Dataset excerpt:

- - - - -

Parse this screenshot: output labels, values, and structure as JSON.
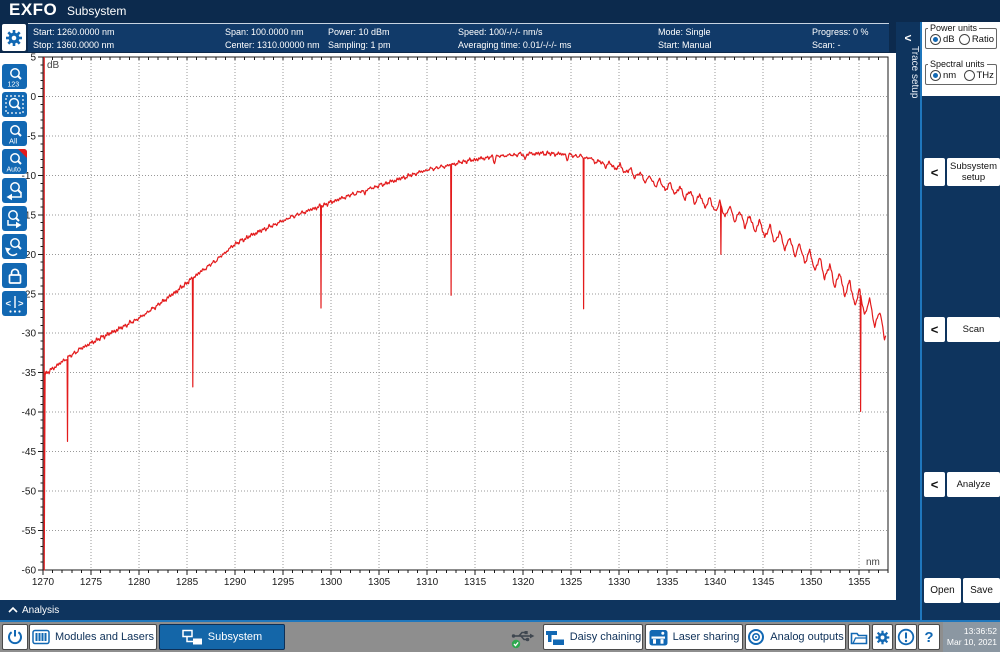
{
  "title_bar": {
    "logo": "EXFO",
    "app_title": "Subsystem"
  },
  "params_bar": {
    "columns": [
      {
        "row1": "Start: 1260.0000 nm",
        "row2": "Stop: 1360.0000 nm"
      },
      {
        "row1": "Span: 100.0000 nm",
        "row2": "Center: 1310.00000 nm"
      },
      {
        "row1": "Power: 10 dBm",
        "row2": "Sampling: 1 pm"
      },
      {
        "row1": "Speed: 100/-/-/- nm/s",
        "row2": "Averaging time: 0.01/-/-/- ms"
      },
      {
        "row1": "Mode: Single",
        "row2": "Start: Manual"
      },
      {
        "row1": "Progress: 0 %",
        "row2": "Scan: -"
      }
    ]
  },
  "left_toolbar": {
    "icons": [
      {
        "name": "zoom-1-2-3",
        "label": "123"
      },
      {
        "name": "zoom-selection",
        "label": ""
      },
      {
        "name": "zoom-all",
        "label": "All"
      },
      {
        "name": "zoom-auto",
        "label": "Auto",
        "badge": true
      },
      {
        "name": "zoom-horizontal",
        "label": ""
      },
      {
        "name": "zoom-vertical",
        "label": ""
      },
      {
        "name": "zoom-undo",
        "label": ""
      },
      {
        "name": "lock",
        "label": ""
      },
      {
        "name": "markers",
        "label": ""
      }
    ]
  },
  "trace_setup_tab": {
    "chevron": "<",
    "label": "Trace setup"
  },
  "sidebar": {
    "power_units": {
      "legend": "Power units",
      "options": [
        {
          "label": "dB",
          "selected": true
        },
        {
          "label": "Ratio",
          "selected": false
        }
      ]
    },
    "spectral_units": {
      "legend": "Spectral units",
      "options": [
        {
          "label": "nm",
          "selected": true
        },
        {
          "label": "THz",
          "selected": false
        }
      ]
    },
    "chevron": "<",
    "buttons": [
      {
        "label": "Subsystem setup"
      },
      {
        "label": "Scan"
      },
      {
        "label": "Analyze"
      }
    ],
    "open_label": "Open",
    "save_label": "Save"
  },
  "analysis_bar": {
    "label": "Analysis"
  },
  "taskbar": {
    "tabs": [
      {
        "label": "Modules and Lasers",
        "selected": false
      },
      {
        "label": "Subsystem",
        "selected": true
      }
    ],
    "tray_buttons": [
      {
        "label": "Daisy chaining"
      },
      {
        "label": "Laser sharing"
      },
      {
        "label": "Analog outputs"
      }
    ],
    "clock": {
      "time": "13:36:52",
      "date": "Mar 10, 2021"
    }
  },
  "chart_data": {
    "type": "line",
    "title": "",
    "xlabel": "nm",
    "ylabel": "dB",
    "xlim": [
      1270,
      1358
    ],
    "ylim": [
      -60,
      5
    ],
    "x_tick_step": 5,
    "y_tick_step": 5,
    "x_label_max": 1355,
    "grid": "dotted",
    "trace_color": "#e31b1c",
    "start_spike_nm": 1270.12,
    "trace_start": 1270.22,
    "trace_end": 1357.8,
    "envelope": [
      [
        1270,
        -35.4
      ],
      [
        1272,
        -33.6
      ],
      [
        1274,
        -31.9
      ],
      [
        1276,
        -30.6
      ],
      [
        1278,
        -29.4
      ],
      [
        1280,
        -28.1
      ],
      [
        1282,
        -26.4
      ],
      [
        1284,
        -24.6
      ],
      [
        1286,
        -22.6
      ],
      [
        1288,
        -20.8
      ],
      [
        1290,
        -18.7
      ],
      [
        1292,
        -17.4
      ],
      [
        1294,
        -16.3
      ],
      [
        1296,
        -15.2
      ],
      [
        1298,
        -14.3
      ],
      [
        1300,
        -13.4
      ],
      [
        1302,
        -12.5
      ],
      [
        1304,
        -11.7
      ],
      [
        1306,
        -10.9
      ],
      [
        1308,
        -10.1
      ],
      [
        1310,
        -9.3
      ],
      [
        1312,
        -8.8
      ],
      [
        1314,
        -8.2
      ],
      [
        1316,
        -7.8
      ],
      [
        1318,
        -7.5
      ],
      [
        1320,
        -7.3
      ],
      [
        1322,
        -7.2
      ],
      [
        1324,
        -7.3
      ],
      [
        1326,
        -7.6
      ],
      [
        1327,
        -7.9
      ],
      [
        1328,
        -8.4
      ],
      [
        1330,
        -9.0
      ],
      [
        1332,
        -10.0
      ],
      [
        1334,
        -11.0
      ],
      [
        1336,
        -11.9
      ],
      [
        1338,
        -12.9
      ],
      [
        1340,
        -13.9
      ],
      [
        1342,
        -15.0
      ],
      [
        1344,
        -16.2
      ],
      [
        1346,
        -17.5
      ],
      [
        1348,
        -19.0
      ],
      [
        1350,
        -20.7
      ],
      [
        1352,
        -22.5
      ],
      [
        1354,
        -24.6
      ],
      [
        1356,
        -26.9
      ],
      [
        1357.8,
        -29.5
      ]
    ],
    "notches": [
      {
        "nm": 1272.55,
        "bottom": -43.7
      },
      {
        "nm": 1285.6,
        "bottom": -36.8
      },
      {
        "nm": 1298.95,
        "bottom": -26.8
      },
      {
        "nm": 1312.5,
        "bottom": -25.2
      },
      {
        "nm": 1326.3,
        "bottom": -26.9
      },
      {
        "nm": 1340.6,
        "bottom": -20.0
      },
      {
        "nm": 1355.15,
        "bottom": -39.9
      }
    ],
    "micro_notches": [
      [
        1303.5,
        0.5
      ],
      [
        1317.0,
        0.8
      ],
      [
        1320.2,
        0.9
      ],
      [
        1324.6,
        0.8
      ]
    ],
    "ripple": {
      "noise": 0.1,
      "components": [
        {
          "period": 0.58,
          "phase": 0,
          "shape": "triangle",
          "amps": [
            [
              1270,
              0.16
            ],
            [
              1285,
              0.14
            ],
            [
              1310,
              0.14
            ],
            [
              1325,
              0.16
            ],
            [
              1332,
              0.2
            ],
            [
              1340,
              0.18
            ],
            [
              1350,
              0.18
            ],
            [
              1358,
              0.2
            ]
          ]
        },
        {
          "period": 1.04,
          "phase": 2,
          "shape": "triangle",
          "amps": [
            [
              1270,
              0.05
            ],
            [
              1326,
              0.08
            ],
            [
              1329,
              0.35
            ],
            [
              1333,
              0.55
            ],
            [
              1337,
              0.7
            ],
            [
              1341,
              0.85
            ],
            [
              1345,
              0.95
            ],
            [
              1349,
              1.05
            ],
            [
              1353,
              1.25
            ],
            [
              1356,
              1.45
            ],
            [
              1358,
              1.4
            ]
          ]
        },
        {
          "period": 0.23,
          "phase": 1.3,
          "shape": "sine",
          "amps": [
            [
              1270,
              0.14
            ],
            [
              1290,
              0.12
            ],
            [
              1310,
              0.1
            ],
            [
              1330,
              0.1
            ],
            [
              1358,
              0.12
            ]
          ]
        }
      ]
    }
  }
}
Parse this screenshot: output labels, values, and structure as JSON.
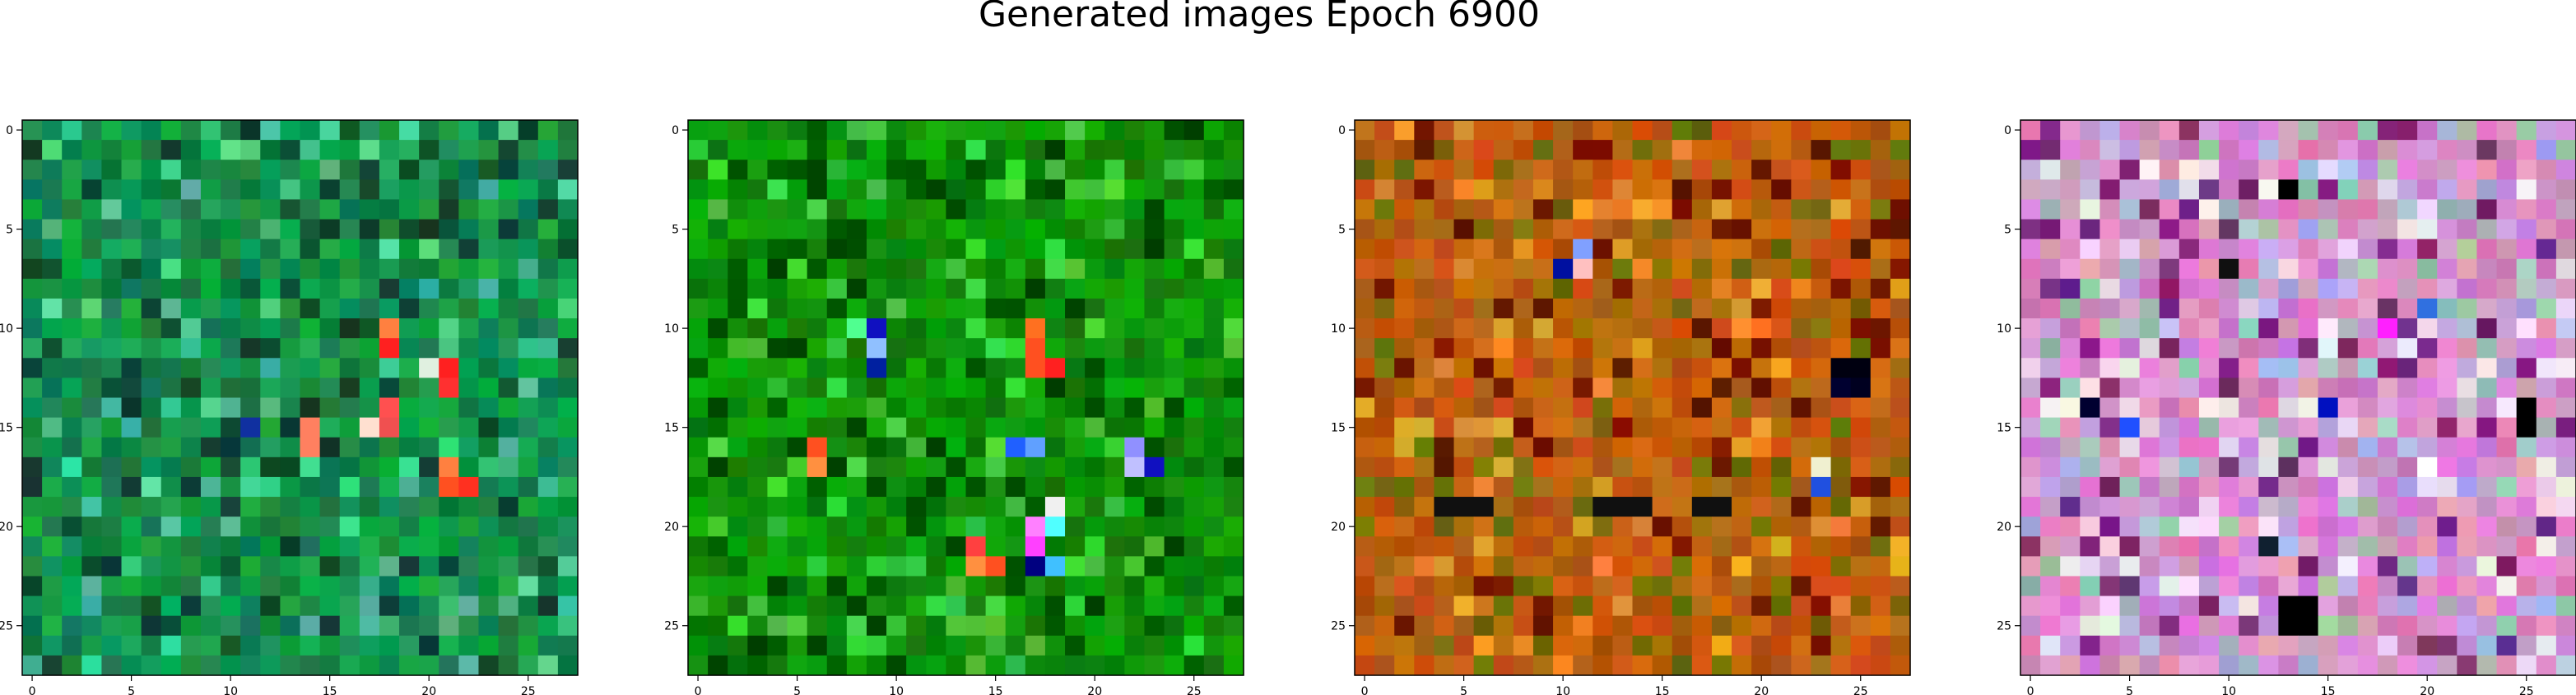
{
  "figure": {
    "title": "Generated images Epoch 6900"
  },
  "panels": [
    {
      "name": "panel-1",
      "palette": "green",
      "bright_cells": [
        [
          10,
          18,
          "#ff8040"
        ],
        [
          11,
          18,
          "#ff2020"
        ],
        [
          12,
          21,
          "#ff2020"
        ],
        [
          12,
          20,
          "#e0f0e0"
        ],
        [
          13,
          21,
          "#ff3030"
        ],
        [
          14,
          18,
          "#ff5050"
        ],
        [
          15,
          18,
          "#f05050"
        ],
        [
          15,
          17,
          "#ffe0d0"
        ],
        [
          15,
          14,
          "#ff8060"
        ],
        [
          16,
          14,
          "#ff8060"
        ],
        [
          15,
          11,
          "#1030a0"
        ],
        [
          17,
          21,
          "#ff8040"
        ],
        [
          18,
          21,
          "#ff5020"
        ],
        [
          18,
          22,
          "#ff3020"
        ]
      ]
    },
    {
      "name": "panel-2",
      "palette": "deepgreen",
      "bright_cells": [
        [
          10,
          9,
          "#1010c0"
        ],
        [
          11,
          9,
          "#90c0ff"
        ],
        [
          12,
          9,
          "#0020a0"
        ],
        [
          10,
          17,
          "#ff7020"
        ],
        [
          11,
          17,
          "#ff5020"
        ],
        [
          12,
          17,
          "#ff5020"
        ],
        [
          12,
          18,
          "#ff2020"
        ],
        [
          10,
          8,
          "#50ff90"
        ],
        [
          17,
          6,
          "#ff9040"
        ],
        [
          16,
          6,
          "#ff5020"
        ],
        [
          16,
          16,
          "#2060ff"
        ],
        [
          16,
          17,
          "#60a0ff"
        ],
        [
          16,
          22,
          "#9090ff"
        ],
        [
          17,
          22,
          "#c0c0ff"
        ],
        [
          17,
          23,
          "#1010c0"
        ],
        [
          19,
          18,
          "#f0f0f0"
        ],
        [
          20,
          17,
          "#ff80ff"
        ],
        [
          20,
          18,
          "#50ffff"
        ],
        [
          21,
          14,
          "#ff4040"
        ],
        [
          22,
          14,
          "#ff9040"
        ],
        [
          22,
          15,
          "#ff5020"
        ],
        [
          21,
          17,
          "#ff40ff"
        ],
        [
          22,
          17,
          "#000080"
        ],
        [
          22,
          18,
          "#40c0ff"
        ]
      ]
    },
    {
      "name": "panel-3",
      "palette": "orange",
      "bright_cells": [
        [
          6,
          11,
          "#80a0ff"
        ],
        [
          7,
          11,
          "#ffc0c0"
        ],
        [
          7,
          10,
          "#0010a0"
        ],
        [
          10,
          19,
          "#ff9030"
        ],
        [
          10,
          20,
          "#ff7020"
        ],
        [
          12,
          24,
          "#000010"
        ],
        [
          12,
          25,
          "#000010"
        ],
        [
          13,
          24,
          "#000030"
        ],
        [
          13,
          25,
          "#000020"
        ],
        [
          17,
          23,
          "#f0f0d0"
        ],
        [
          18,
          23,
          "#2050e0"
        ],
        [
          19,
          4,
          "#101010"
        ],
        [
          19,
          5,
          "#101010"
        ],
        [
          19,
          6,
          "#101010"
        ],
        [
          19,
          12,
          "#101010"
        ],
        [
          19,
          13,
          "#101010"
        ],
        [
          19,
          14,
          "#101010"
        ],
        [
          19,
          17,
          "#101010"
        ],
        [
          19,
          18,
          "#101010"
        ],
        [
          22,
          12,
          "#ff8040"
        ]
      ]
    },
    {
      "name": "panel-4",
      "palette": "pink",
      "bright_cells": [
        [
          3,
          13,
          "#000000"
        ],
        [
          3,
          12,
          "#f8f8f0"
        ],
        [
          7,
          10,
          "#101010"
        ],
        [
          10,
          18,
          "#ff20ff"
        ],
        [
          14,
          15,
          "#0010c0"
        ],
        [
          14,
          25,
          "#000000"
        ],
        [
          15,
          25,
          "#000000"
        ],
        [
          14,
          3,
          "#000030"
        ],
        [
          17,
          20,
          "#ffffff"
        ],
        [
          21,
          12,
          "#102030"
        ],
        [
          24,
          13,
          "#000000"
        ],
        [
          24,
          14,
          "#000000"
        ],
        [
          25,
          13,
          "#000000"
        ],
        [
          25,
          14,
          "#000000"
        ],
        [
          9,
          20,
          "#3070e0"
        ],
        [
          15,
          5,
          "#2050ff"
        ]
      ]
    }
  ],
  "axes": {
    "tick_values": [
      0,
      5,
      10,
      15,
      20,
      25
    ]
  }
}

- - - - -

**To be done:** Copy out every line from the data above that has "palette" in it.

**Task response:**
      "palette": "green",
      "palette": "deepgreen",
      "palette": "orange",
      "palette": "pink",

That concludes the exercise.